=== Exercise ===
Extract, verbatim, every line of the material from its first line up to and including the line containing "y2-tick-label: 0.02 bbox=[714, 167, 747, 185]".

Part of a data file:
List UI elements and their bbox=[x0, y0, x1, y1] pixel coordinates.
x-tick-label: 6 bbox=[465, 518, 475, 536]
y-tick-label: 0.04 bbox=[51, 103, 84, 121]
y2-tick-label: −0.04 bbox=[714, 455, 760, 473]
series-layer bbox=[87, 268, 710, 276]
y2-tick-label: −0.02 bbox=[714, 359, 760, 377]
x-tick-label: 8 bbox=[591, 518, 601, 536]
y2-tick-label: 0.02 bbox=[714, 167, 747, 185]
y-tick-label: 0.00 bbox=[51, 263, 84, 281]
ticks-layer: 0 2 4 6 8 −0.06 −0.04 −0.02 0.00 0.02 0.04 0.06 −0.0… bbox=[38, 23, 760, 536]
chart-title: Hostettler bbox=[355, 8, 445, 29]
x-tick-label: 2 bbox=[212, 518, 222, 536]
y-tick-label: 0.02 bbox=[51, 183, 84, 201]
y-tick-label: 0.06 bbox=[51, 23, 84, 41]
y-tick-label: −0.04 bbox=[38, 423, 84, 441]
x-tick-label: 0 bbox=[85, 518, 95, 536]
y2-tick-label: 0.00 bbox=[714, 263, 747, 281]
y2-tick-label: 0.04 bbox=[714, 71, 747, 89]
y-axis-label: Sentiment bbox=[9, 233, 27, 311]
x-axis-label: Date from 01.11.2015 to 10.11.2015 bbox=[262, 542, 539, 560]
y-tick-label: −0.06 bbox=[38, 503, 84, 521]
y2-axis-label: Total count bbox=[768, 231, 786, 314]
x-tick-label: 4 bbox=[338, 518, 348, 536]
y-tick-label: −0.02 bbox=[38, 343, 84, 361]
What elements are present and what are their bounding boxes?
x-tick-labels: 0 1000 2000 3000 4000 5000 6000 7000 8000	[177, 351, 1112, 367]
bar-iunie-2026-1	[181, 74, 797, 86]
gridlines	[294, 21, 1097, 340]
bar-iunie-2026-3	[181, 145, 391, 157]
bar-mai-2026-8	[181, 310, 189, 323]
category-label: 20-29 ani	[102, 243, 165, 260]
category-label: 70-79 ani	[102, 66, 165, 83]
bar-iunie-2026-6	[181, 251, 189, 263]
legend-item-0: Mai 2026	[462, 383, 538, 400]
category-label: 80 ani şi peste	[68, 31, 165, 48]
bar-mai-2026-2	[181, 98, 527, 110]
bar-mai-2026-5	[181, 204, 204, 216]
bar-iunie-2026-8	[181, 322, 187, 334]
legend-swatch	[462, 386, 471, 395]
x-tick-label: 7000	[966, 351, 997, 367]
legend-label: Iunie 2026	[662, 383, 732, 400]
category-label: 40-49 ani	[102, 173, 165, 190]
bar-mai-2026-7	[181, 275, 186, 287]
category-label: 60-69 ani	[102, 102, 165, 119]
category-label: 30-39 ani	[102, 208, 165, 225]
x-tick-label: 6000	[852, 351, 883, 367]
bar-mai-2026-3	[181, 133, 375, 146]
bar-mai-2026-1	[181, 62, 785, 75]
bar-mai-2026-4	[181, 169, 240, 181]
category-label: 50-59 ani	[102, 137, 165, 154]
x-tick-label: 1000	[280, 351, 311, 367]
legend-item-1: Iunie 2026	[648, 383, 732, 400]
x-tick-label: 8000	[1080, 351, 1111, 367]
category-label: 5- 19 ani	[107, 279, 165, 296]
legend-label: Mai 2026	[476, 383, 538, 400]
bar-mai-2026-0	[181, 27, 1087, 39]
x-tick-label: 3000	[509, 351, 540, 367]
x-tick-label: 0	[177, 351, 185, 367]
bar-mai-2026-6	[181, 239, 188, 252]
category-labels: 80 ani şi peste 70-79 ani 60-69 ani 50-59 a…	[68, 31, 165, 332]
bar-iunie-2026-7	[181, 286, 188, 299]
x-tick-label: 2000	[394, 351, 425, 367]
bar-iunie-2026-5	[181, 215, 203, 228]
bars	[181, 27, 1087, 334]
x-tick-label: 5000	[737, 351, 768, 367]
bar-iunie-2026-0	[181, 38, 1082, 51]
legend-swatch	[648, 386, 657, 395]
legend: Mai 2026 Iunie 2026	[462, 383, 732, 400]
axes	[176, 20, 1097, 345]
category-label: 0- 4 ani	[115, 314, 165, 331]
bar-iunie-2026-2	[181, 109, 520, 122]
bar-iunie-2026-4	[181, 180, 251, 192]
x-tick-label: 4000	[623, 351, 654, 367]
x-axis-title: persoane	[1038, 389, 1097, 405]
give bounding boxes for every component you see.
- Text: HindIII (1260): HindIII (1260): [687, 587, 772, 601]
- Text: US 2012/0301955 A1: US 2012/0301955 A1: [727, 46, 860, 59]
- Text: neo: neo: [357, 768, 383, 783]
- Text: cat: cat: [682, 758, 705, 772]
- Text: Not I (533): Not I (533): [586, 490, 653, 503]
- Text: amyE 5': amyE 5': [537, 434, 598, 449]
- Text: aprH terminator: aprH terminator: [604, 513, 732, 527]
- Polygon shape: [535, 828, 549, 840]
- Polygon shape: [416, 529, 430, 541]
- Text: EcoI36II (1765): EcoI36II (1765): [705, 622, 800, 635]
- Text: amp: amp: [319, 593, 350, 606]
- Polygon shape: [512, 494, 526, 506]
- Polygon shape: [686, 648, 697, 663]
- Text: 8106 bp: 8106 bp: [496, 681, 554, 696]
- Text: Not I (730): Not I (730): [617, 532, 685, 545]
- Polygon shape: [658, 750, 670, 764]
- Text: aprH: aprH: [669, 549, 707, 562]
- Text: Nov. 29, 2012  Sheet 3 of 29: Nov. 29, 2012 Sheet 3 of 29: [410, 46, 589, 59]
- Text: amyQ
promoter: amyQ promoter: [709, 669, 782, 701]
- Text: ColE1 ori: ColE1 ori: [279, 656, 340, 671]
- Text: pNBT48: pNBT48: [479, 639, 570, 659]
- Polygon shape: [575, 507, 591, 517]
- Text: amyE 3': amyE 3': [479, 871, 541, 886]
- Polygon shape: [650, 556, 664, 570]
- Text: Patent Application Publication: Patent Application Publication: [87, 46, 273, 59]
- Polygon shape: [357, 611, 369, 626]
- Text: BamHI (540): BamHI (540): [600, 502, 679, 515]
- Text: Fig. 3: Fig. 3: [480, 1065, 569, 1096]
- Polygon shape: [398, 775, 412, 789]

=== Answer to the task ===
List UI elements and their bbox=[x0, y0, x1, y1] pixel coordinates.
x-tick-label: 6 bbox=[465, 518, 475, 536]
y-tick-label: 0.04 bbox=[51, 103, 84, 121]
y2-tick-label: −0.04 bbox=[714, 455, 760, 473]
series-layer bbox=[87, 268, 710, 276]
y2-tick-label: −0.02 bbox=[714, 359, 760, 377]
x-tick-label: 8 bbox=[591, 518, 601, 536]
y2-tick-label: 0.02 bbox=[714, 167, 747, 185]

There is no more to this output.